[Begin]

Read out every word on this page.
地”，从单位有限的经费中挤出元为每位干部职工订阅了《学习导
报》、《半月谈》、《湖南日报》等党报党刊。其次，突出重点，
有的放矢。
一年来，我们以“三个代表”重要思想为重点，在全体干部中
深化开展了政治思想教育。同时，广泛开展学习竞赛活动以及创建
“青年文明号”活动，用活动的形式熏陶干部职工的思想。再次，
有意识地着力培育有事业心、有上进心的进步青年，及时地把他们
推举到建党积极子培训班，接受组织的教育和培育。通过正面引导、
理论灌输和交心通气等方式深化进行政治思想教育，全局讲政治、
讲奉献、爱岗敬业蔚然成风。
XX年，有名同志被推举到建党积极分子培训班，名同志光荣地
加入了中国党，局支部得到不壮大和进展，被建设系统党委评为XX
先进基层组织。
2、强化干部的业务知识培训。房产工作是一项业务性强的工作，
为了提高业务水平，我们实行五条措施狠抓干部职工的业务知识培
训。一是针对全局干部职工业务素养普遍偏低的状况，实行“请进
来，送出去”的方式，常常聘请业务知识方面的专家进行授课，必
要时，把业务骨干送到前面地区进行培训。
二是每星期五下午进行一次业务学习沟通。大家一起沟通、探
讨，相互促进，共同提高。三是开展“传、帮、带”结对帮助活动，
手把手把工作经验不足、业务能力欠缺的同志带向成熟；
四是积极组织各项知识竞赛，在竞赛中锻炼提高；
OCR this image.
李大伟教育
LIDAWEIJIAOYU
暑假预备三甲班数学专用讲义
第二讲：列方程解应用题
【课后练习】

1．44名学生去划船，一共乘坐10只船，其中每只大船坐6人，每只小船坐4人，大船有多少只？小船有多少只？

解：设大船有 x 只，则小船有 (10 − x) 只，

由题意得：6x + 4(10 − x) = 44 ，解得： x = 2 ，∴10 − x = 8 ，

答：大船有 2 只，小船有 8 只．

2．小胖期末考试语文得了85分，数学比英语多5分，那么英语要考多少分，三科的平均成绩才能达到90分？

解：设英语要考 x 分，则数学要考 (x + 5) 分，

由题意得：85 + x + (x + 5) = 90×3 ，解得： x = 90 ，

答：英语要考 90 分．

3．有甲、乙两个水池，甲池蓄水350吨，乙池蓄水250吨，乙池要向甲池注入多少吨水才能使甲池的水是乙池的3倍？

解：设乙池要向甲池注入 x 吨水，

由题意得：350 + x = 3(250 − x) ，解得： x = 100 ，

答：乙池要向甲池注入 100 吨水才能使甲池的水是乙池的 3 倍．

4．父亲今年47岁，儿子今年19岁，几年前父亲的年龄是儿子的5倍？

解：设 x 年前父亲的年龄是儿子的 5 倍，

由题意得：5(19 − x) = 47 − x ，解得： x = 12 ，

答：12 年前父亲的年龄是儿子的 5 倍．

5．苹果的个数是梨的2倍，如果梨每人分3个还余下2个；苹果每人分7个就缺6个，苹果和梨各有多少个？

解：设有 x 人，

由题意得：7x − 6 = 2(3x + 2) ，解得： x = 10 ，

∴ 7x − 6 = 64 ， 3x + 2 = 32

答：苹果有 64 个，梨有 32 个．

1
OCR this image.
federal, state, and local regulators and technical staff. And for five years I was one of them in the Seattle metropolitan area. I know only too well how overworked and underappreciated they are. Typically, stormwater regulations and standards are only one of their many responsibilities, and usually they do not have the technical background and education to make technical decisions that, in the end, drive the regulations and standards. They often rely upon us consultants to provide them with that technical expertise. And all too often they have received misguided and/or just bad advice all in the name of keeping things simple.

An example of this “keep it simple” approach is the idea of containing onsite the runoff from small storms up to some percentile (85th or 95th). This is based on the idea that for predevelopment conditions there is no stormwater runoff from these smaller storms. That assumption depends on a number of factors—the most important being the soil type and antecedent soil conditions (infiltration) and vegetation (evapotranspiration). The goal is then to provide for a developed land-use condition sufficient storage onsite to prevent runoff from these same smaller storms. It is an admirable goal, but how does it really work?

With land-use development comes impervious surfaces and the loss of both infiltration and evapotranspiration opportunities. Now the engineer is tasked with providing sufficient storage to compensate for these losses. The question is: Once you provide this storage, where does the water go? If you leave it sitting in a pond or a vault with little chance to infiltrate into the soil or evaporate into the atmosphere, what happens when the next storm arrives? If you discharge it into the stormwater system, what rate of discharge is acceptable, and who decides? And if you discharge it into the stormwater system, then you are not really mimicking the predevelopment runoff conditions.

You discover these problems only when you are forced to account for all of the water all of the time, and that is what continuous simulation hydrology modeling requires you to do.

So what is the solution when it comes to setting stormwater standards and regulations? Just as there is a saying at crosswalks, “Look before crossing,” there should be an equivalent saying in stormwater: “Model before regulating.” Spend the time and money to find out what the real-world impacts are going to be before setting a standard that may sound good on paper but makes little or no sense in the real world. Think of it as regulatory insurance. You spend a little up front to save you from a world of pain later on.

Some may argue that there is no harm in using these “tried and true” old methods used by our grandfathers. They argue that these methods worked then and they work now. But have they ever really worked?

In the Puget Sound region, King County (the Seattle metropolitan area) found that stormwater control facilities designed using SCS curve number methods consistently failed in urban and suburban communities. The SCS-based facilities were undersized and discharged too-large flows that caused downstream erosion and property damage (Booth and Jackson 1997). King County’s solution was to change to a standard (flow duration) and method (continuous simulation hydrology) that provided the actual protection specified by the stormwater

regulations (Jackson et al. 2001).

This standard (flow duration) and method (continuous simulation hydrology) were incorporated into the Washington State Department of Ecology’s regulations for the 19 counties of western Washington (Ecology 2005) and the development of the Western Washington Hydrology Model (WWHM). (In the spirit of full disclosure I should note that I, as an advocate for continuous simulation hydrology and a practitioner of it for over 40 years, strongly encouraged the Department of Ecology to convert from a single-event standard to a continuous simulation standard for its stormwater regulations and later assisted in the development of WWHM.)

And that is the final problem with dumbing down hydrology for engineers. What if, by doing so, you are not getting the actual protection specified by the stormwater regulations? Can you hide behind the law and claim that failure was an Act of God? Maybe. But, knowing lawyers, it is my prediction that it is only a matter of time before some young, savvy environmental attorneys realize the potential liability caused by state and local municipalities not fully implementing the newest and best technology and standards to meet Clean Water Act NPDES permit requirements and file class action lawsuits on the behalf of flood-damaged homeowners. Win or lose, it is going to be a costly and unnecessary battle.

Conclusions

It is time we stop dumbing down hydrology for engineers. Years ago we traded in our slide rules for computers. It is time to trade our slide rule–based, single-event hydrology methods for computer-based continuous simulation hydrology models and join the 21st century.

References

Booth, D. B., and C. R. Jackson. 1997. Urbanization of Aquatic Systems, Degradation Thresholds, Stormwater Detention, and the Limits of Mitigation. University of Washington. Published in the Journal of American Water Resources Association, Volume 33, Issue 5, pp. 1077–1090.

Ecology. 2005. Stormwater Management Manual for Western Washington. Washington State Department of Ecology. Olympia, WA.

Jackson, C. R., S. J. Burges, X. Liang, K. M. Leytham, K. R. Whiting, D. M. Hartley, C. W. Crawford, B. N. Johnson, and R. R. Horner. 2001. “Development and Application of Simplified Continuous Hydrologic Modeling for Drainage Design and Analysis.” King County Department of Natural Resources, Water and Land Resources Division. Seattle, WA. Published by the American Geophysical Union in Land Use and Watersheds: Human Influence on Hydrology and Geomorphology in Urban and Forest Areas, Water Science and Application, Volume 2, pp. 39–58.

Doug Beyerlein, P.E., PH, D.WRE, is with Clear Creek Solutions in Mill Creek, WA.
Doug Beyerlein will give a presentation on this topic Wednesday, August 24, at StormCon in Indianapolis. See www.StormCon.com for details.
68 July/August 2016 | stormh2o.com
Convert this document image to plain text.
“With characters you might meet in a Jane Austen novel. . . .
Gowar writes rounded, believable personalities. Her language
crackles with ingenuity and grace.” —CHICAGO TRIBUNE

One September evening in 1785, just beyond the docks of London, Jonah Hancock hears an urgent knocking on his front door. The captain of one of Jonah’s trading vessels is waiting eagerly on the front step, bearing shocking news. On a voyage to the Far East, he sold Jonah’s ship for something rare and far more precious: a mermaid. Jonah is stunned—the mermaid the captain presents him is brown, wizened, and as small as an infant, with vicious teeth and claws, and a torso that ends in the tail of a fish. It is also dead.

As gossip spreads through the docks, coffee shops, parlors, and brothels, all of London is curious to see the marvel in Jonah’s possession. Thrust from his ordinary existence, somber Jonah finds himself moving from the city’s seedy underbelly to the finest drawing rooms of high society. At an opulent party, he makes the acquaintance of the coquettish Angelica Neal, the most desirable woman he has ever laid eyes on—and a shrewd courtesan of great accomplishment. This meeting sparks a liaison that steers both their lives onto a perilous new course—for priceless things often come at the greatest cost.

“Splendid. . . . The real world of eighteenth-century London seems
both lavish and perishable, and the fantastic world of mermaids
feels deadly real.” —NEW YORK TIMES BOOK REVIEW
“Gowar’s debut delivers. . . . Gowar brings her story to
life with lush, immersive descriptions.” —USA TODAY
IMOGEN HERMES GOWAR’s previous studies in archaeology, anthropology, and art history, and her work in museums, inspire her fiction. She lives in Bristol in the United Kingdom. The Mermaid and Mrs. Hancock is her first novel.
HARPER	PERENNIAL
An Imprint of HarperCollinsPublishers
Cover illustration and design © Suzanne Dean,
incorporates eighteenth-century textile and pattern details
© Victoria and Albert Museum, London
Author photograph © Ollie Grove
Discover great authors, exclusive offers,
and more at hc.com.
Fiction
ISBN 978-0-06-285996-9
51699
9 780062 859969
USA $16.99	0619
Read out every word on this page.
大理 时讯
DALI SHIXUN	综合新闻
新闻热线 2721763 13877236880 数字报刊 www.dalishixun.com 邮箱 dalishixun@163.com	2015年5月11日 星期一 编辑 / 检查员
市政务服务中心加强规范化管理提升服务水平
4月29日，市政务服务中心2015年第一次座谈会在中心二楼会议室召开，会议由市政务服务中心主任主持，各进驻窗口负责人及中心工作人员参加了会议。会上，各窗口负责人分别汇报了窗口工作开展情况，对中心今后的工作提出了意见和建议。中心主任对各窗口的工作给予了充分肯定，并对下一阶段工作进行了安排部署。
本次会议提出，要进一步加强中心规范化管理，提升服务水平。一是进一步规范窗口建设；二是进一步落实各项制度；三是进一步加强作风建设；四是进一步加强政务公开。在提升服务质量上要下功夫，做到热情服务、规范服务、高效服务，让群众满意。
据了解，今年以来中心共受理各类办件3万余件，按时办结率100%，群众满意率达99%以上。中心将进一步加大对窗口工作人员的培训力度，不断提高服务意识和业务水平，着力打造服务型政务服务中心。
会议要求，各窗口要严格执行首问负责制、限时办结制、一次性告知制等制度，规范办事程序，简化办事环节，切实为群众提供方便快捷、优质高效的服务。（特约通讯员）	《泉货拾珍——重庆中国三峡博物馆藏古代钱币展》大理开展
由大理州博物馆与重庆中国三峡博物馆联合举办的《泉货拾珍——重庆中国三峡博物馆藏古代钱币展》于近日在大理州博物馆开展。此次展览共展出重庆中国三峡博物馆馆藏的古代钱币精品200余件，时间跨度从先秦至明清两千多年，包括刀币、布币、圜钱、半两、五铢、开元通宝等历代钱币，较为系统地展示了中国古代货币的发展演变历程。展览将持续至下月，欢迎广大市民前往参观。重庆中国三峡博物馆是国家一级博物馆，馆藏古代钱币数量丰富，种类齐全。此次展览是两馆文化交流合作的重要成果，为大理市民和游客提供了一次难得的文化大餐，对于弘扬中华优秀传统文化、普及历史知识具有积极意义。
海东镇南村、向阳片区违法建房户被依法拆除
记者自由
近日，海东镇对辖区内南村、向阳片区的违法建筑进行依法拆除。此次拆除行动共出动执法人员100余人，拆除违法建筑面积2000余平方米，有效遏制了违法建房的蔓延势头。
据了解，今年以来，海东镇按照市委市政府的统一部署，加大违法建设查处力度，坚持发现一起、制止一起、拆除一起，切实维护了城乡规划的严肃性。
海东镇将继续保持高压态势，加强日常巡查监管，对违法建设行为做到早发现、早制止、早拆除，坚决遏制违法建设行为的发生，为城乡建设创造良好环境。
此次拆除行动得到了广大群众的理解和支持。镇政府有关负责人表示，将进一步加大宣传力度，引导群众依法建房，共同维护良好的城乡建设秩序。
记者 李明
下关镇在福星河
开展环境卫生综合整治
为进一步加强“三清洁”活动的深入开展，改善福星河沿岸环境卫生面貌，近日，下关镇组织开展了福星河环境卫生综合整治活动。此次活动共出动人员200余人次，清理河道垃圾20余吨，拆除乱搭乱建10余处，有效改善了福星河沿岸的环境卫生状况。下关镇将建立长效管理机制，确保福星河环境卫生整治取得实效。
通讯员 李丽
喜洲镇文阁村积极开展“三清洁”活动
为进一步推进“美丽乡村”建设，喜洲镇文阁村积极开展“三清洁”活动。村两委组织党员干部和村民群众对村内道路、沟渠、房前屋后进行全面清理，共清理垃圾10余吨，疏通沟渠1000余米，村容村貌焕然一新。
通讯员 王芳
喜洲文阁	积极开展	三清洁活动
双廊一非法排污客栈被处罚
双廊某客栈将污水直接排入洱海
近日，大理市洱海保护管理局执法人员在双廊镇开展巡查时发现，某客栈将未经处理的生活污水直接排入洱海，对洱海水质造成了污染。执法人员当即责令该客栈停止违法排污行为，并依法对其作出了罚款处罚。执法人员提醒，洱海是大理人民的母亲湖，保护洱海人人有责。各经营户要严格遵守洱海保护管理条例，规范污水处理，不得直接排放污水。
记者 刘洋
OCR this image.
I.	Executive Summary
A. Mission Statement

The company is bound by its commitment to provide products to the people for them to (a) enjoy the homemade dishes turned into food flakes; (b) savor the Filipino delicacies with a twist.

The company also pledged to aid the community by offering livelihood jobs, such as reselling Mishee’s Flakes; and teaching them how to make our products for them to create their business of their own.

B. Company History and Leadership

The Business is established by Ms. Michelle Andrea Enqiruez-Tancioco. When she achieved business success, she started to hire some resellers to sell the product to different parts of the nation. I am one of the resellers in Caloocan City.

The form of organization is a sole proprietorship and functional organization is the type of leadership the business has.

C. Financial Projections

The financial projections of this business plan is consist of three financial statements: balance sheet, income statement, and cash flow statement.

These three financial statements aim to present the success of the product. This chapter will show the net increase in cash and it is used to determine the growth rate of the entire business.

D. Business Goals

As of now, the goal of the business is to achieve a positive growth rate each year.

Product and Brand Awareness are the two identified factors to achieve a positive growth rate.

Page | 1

[End]

What the task requires: Your reply is one number: how many lines of the records above contain the word "will".

Solution: 2